» **抜粋**
図2】ナビゲーション装置の概略構成である。
図3】ヘッドアップディスプレイの概略構成である。
図4】本実施例に係る表示システムの機能ブロック図を示す。
図5】POI表示タイミングテーブルの具体例を示す。
図6】進行車線及び対向車線がそれぞれ3車線ある道路の上面図を示す。
図7】画像処理部及びPOI表示範囲決定部が実行する処理手順を示すフローチャートである。
図8】距離算出部が実行する処理手順を示すフローチャートである。
図9】描画処理部と表示出力部とが実行する処理手順を示すフローチャートである。
図10】変形例に係るヘッドアップディスプレイの概略構成である。
【発明を実施するための形態】
【0012】
本発明の1つの好適な実施形態では、表示装置は、移動体の現在位置を測位して現在位置情報を取得する現在位置情報取得手段と、前記現在位置情報に基づいて、前記移動体の移動者の視点と前記移動体の進行方向の風景との間に位置する透過部材上に、前記風景に含まれ、前記移動体の現在位置から第1所定距離内に存在する施設の情報を表示させる表示制御手段と、を備え、前記表示制御手段は、前記移動体が走行している同一道路における車線の位置に応じて、前記第1所定距離を変化させる。

» **課題の条件**
**a)** 抜粋では、図6は何を示す図とされていますか。
**b)** 抜粋の実施形態で、表示制御手段は何をもとに施設の情報を出し、第1所定距離は何によって変わるのかを説明してください。
**c)** 抜粋のうち、「図3】ヘッドアップディスプレイの概略構成である。」から「図8】距離算出部が実行する処理手順を示すフローチャートである。」までを、その両端も含めてそのまま返してください。

» **提供資料**
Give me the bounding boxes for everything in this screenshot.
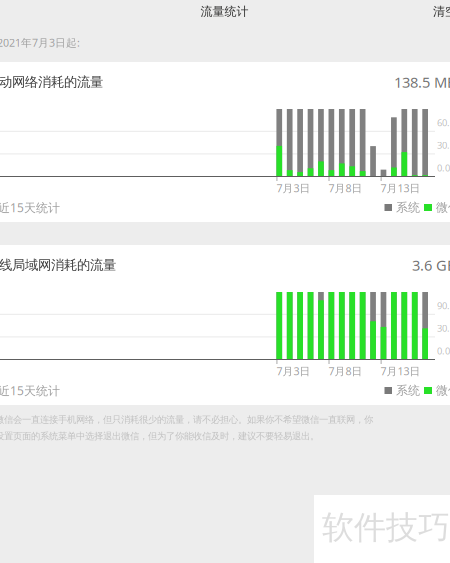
staticText: 清空 bbox=[433, 4, 450, 19]
staticText: 0.0 M bbox=[437, 345, 450, 357]
staticText: 30.0 M bbox=[437, 322, 450, 334]
staticText: 90.0 M bbox=[437, 299, 450, 312]
staticText: 30.0 M bbox=[437, 139, 450, 151]
staticText: 微信 bbox=[436, 200, 450, 215]
staticText: 移动网络消耗的流量 bbox=[0, 74, 103, 90]
staticText: 138.5 MB bbox=[394, 72, 450, 92]
staticText: 7月13日 bbox=[381, 181, 421, 195]
staticText: 0.0 M bbox=[437, 162, 450, 174]
staticText: 最近15天统计 bbox=[0, 382, 60, 398]
staticText: 自2021年7月3日起: bbox=[0, 35, 80, 50]
staticText: 最近15天统计 bbox=[0, 200, 60, 215]
staticText: 系统 bbox=[396, 383, 420, 398]
staticText: 7月13日 bbox=[381, 364, 421, 378]
staticText: 3.6 GB bbox=[412, 255, 450, 275]
staticText: 60.0 M bbox=[437, 116, 450, 129]
staticText: 7月8日 bbox=[328, 181, 362, 195]
staticText: 无线局域网消耗的流量 bbox=[0, 257, 116, 273]
staticText: 系统 bbox=[396, 200, 420, 215]
staticText: 7月8日 bbox=[328, 364, 362, 378]
staticText: 从设置页面的系统菜单中选择退出微信，但为了你能收信及时，建议不要轻易退出。 bbox=[0, 430, 319, 442]
staticText: 7月3日 bbox=[276, 181, 310, 195]
staticText: 流量统计 bbox=[200, 4, 248, 19]
staticText: 7月3日 bbox=[276, 364, 310, 378]
button[interactable]: 清空 bbox=[429, 0, 450, 24]
staticText: 微信 bbox=[436, 383, 450, 398]
staticText: 软件技巧 bbox=[322, 508, 450, 547]
staticText: 用微信会一直连接手机网络，但只消耗很少的流量，请不必担心。如果你不希望微信一直联… bbox=[0, 414, 373, 426]
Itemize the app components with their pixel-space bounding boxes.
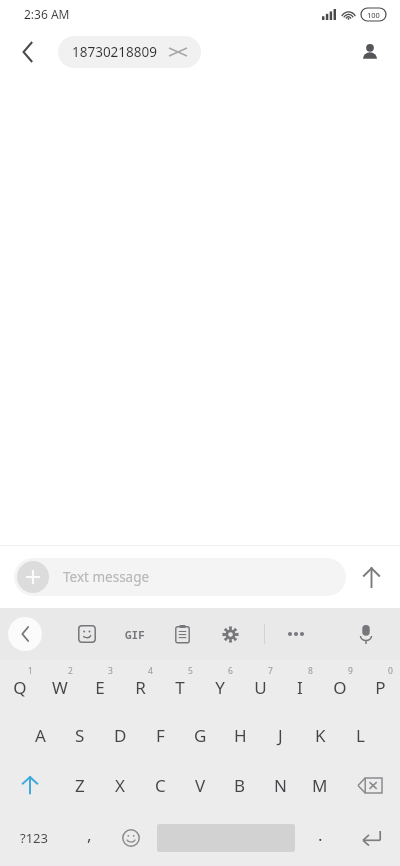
button[interactable]: ?123: [0, 810, 68, 866]
staticText: B: [234, 774, 246, 797]
button[interactable]: Back: [8, 32, 48, 72]
button[interactable]: W: [40, 660, 80, 710]
staticText: S: [75, 724, 85, 747]
staticText: J: [278, 724, 283, 747]
staticText: F: [156, 724, 165, 747]
staticText: Z: [75, 774, 85, 797]
button[interactable]: B: [220, 760, 260, 810]
staticText: T: [175, 676, 185, 699]
staticText: O: [333, 676, 347, 699]
button[interactable]: Z: [60, 760, 100, 810]
staticText: E: [95, 676, 105, 699]
button[interactable]: Shift: [0, 760, 60, 810]
staticText: 2: [68, 665, 73, 677]
button[interactable]: L: [340, 710, 380, 760]
button[interactable]: 18730218809: [58, 36, 201, 68]
button[interactable]: Y: [200, 660, 240, 710]
button[interactable]: E: [80, 660, 120, 710]
button[interactable]: More options: [276, 614, 316, 654]
button[interactable]: P: [360, 660, 400, 710]
button[interactable]: Backspace: [340, 760, 400, 810]
button[interactable]: Close toolbar: [8, 617, 42, 651]
button[interactable]: Settings: [210, 614, 250, 654]
button[interactable]: X: [100, 760, 140, 810]
button[interactable]: N: [260, 760, 300, 810]
staticText: 1: [28, 665, 33, 677]
button[interactable]: O: [320, 660, 360, 710]
staticText: M: [312, 774, 328, 797]
button[interactable]: R: [120, 660, 160, 710]
button[interactable]: D: [100, 710, 140, 760]
button[interactable]: Text message: [14, 558, 346, 596]
staticText: Y: [215, 676, 225, 699]
staticText: P: [375, 676, 386, 699]
staticText: 18730218809: [72, 43, 157, 61]
button[interactable]: F: [140, 710, 180, 760]
staticText: GIF: [125, 627, 145, 642]
button[interactable]: ,: [68, 810, 110, 866]
staticText: H: [234, 724, 247, 747]
staticText: R: [135, 676, 146, 699]
staticText: G: [194, 724, 207, 747]
button[interactable]: T: [160, 660, 200, 710]
button[interactable]: Contact details: [350, 32, 390, 72]
staticText: 0: [388, 665, 393, 677]
button[interactable]: Stickers: [67, 614, 107, 654]
staticText: I: [297, 676, 303, 699]
button[interactable]: Send: [350, 556, 392, 598]
staticText: ?123: [20, 829, 48, 847]
staticText: A: [35, 724, 46, 747]
staticText: Text message: [63, 568, 150, 586]
button[interactable]: U: [240, 660, 280, 710]
staticText: X: [115, 774, 125, 797]
staticText: 6: [228, 665, 233, 677]
staticText: 7: [268, 665, 273, 677]
button[interactable]: S: [60, 710, 100, 760]
button[interactable]: I: [280, 660, 320, 710]
button[interactable]: Clipboard: [162, 614, 202, 654]
button[interactable]: V: [180, 760, 220, 810]
staticText: .: [318, 823, 323, 846]
button[interactable]: .: [299, 810, 341, 866]
staticText: ,: [87, 823, 92, 846]
staticText: V: [195, 774, 206, 797]
staticText: L: [356, 724, 365, 747]
staticText: U: [254, 676, 267, 699]
button[interactable]: G: [180, 710, 220, 760]
button[interactable]: M: [300, 760, 340, 810]
staticText: W: [52, 676, 68, 699]
button[interactable]: Voice input: [346, 614, 386, 654]
staticText: Q: [13, 676, 27, 699]
button[interactable]: J: [260, 710, 300, 760]
button[interactable]: C: [140, 760, 180, 810]
button[interactable]: Q: [0, 660, 40, 710]
button[interactable]: Emoji: [110, 810, 152, 866]
button[interactable]: H: [220, 710, 260, 760]
button[interactable]: Space: [152, 810, 299, 866]
button[interactable]: Enter: [341, 810, 400, 866]
button[interactable]: GIF: [113, 612, 157, 656]
staticText: 9: [348, 665, 353, 677]
staticText: 2:36 AM: [24, 6, 70, 22]
staticText: D: [114, 724, 127, 747]
staticText: C: [155, 774, 166, 797]
staticText: 3: [108, 665, 113, 677]
staticText: 4: [148, 665, 153, 677]
staticText: 100: [367, 10, 380, 20]
staticText: N: [274, 774, 287, 797]
staticText: K: [315, 724, 326, 747]
staticText: 5: [188, 665, 193, 677]
button[interactable]: A: [20, 710, 60, 760]
button[interactable]: K: [300, 710, 340, 760]
staticText: 8: [308, 665, 313, 677]
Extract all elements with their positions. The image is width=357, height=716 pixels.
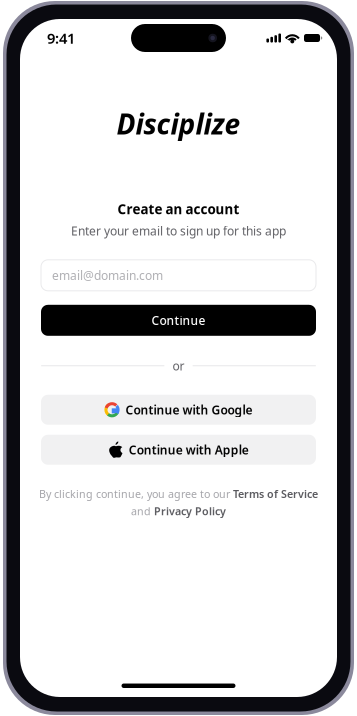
button[interactable]: Continue with Google [41,395,316,425]
staticText: or [172,358,184,374]
staticText: email@domain.com [52,267,163,283]
staticText: Create an account [118,200,240,218]
staticText: Continue with Google [126,402,253,418]
button[interactable]: email@domain.com [41,260,316,291]
staticText: By clicking continue, you agree to our [39,487,233,501]
staticText: Privacy Policy [154,504,226,518]
staticText: Enter your email to sign up for this app [71,223,286,239]
staticText: Disciplize [116,105,240,142]
button[interactable]: Continue with Apple [41,435,316,465]
staticText: 9:41 [47,28,75,48]
staticText: Continue with Apple [129,442,249,458]
staticText: Terms of Service [233,487,318,501]
staticText: and [131,504,154,518]
staticText: Continue [152,312,206,328]
button[interactable]: Continue [41,305,316,336]
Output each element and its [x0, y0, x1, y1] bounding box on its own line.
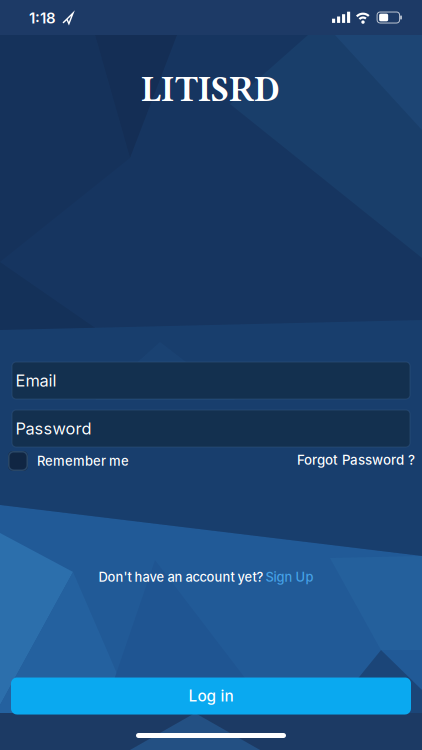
- staticText: Sign Up: [266, 569, 314, 585]
- button[interactable]: Log in: [11, 678, 411, 714]
- button[interactable]: Email: [12, 362, 410, 399]
- staticText: LITISRD: [141, 69, 280, 110]
- staticText: Don't have an account yet?: [98, 569, 264, 585]
- staticText: 1:18: [29, 9, 56, 27]
- staticText: Password: [16, 419, 92, 438]
- button[interactable]: Remember me: [8, 451, 129, 471]
- staticText: Email: [16, 371, 56, 390]
- staticText: Log in: [188, 687, 234, 705]
- button[interactable]: Sign Up: [266, 569, 314, 585]
- staticText: Remember me: [37, 453, 129, 469]
- staticText: Forgot Password ?: [297, 452, 415, 468]
- button[interactable]: Password: [12, 410, 410, 447]
- button[interactable]: Forgot Password ?: [297, 452, 415, 468]
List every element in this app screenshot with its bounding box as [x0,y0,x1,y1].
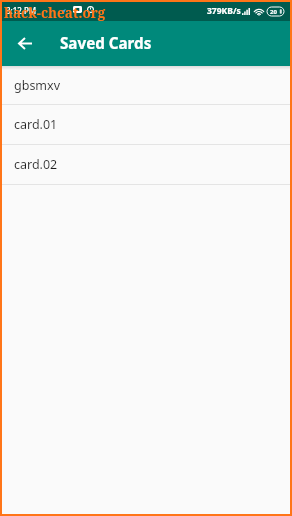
staticText: 379KB/s [207,5,241,17]
staticText: 20 [270,8,277,16]
button[interactable]: gbsmxv [2,66,290,105]
staticText: gbsmxv [14,77,61,94]
staticText: hack-cheat.org [4,4,106,22]
button[interactable]: card.02 [2,145,290,185]
staticText: card.01 [14,116,58,133]
staticText: 3:12 PM [6,5,37,16]
button[interactable]: Back [5,23,45,63]
staticText: Saved Cards [60,33,152,54]
staticText: card.02 [14,156,58,173]
button[interactable]: card.01 [2,105,290,145]
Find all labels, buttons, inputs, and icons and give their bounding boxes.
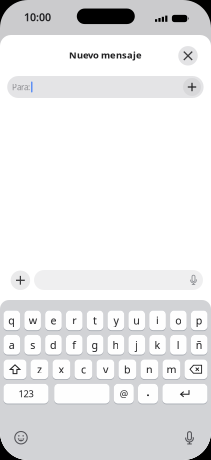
staticText: u	[133, 313, 140, 328]
staticText: ñ	[196, 338, 203, 352]
staticText: o	[175, 313, 181, 328]
button[interactable]: b	[118, 359, 136, 380]
button[interactable]	[4, 359, 26, 380]
staticText: m	[166, 362, 176, 376]
button[interactable]: @	[114, 384, 134, 404]
staticText: l	[177, 338, 180, 352]
staticText: c	[81, 362, 86, 376]
button[interactable]	[184, 359, 208, 380]
button[interactable]: e	[45, 310, 62, 331]
button[interactable]: r	[66, 310, 83, 331]
button[interactable]	[162, 384, 207, 404]
staticText: v	[103, 362, 108, 376]
staticText: z	[37, 362, 42, 376]
button[interactable]: t	[87, 310, 103, 331]
button[interactable]	[138, 384, 158, 404]
button[interactable]	[178, 46, 198, 66]
staticText: f	[72, 338, 76, 352]
button[interactable]: n	[140, 359, 158, 380]
button[interactable]: m	[162, 359, 180, 380]
staticText: Para:	[12, 82, 30, 92]
button[interactable]	[184, 431, 194, 444]
staticText: a	[9, 338, 15, 352]
button[interactable]: y	[108, 310, 124, 331]
staticText: b	[124, 362, 131, 376]
button[interactable]: v	[96, 359, 114, 380]
staticText: g	[92, 338, 99, 352]
staticText: i	[156, 313, 159, 328]
staticText: 10:00	[24, 10, 51, 24]
staticText: x	[58, 362, 64, 376]
staticText: p	[196, 313, 203, 328]
button[interactable]: ñ	[191, 335, 208, 356]
button[interactable]: k	[149, 335, 166, 356]
button[interactable]: l	[170, 335, 187, 356]
staticText: t	[93, 313, 97, 328]
button[interactable]	[54, 384, 110, 404]
button[interactable]	[14, 431, 28, 444]
staticText: r	[72, 313, 76, 328]
button[interactable]: Para:	[7, 76, 204, 98]
button[interactable]: i	[149, 310, 166, 331]
button[interactable]	[11, 271, 30, 290]
button[interactable]: f	[66, 335, 83, 356]
button[interactable]: j	[128, 335, 145, 356]
button[interactable]: a	[4, 335, 20, 356]
staticText: Nuevo mensaje	[69, 49, 142, 61]
staticText: k	[154, 338, 160, 352]
staticText: n	[146, 362, 153, 376]
button[interactable]: p	[191, 310, 208, 331]
button[interactable]: c	[74, 359, 92, 380]
button[interactable]: w	[24, 310, 41, 331]
staticText: j	[135, 338, 138, 352]
button[interactable]	[34, 270, 203, 290]
staticText: w	[29, 313, 37, 328]
button[interactable]: q	[4, 310, 20, 331]
button[interactable]	[183, 78, 201, 96]
button[interactable]: d	[45, 335, 62, 356]
staticText: s	[30, 338, 35, 352]
staticText: @	[120, 388, 128, 400]
button[interactable]: z	[30, 359, 48, 380]
staticText: q	[8, 313, 15, 328]
button[interactable]: s	[24, 335, 41, 356]
staticText: h	[112, 338, 119, 352]
staticText: d	[50, 338, 57, 352]
button[interactable]: x	[52, 359, 70, 380]
staticText: y	[113, 313, 118, 328]
button[interactable]: h	[108, 335, 124, 356]
button[interactable]: g	[87, 335, 103, 356]
button[interactable]: u	[128, 310, 145, 331]
button[interactable]: 123	[4, 384, 48, 404]
staticText: 123	[18, 388, 34, 400]
button[interactable]: o	[170, 310, 187, 331]
staticText: e	[50, 313, 56, 328]
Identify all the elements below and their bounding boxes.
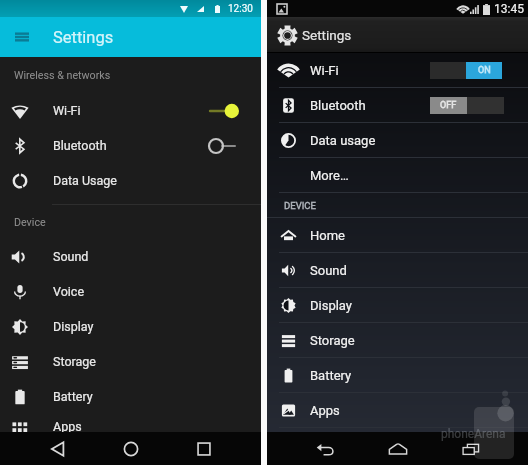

» **解答**
**a)** 進行車線と対向車線がそれぞれ3車線ある道路の上面図です。

**b)** 表示制御手段は、現在位置情報取得手段が移動体の現在位置を測位して得た現在位置情報をもとに、現在位置から第1所定距離内にある施設の情報を透過部材上に表示させます。第1所定距離は、移動体が走行している同一道路での車線の位置に応じて変わります。

**c)**
図3】ヘッドアップディスプレイの概略構成である。
図4】本実施例に係る表示システムの機能ブロック図を示す。
図5】POI表示タイミングテーブルの具体例を示す。
図6】進行車線及び対向車線がそれぞれ3車線ある道路の上面図を示す。
図7】画像処理部及びPOI表示範囲決定部が実行する処理手順を示すフローチャートである。
図8】距離算出部が実行する処理手順を示すフローチャートである。